[Records from a data source]
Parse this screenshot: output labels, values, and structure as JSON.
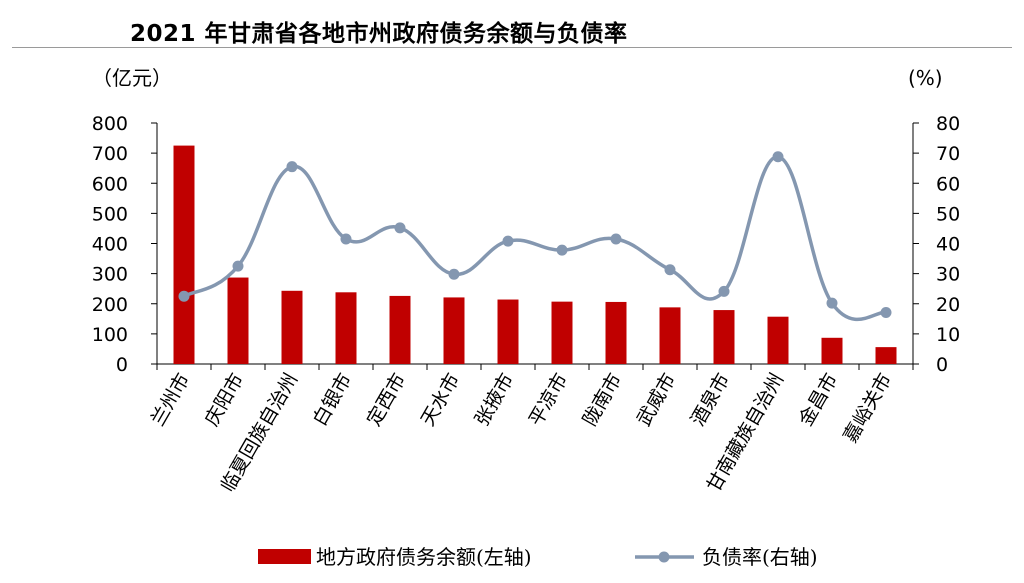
{
  "chart_data": {
    "type": "bar",
    "title": "2021 年甘肃省各地市州政府债务余额与负债率",
    "categories": [
      "兰州市",
      "庆阳市",
      "临夏回族自治州",
      "白银市",
      "定西市",
      "天水市",
      "张掖市",
      "平凉市",
      "陇南市",
      "武威市",
      "酒泉市",
      "甘南藏族自治州",
      "金昌市",
      "嘉峪关市"
    ],
    "series": [
      {
        "name": "地方政府债务余额(左轴)",
        "type": "bar",
        "axis": "left",
        "color": "#C00000",
        "values": [
          725,
          287,
          243,
          238,
          226,
          221,
          214,
          207,
          206,
          188,
          179,
          157,
          87,
          56
        ]
      },
      {
        "name": "负债率(右轴)",
        "type": "line",
        "axis": "right",
        "color": "#8497B0",
        "values": [
          22.5,
          32.5,
          65.5,
          41.5,
          45.2,
          29.8,
          40.8,
          37.8,
          41.5,
          31.3,
          24.1,
          68.8,
          20.2,
          17.1
        ]
      }
    ],
    "left_axis": {
      "unit": "（亿元）",
      "ylim": [
        0,
        800
      ],
      "ticks": [
        "0",
        "100",
        "200",
        "300",
        "400",
        "500",
        "600",
        "700",
        "800"
      ]
    },
    "right_axis": {
      "unit": "(%)",
      "ylim": [
        0,
        80
      ],
      "ticks": [
        "0",
        "10",
        "20",
        "30",
        "40",
        "50",
        "60",
        "70",
        "80"
      ]
    },
    "grid": false,
    "legend_position": "bottom"
  }
}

#### What this task involves
Transcribe all the lines above exactly, apart from the pictures.

#### Task output
Parse this screenshot: output labels, values, and structure as JSON.
{
  "chart_data": {
    "type": "bar",
    "title": "2021 年甘肃省各地市州政府债务余额与负债率",
    "categories": [
      "兰州市",
      "庆阳市",
      "临夏回族自治州",
      "白银市",
      "定西市",
      "天水市",
      "张掖市",
      "平凉市",
      "陇南市",
      "武威市",
      "酒泉市",
      "甘南藏族自治州",
      "金昌市",
      "嘉峪关市"
    ],
    "series": [
      {
        "name": "地方政府债务余额(左轴)",
        "type": "bar",
        "axis": "left",
        "color": "#C00000",
        "values": [
          725,
          287,
          243,
          238,
          226,
          221,
          214,
          207,
          206,
          188,
          179,
          157,
          87,
          56
        ]
      },
      {
        "name": "负债率(右轴)",
        "type": "line",
        "axis": "right",
        "color": "#8497B0",
        "values": [
          22.5,
          32.5,
          65.5,
          41.5,
          45.2,
          29.8,
          40.8,
          37.8,
          41.5,
          31.3,
          24.1,
          68.8,
          20.2,
          17.1
        ]
      }
    ],
    "left_axis": {
      "unit": "（亿元）",
      "ylim": [
        0,
        800
      ],
      "ticks": [
        "0",
        "100",
        "200",
        "300",
        "400",
        "500",
        "600",
        "700",
        "800"
      ]
    },
    "right_axis": {
      "unit": "(%)",
      "ylim": [
        0,
        80
      ],
      "ticks": [
        "0",
        "10",
        "20",
        "30",
        "40",
        "50",
        "60",
        "70",
        "80"
      ]
    },
    "grid": false,
    "legend_position": "bottom"
  }
}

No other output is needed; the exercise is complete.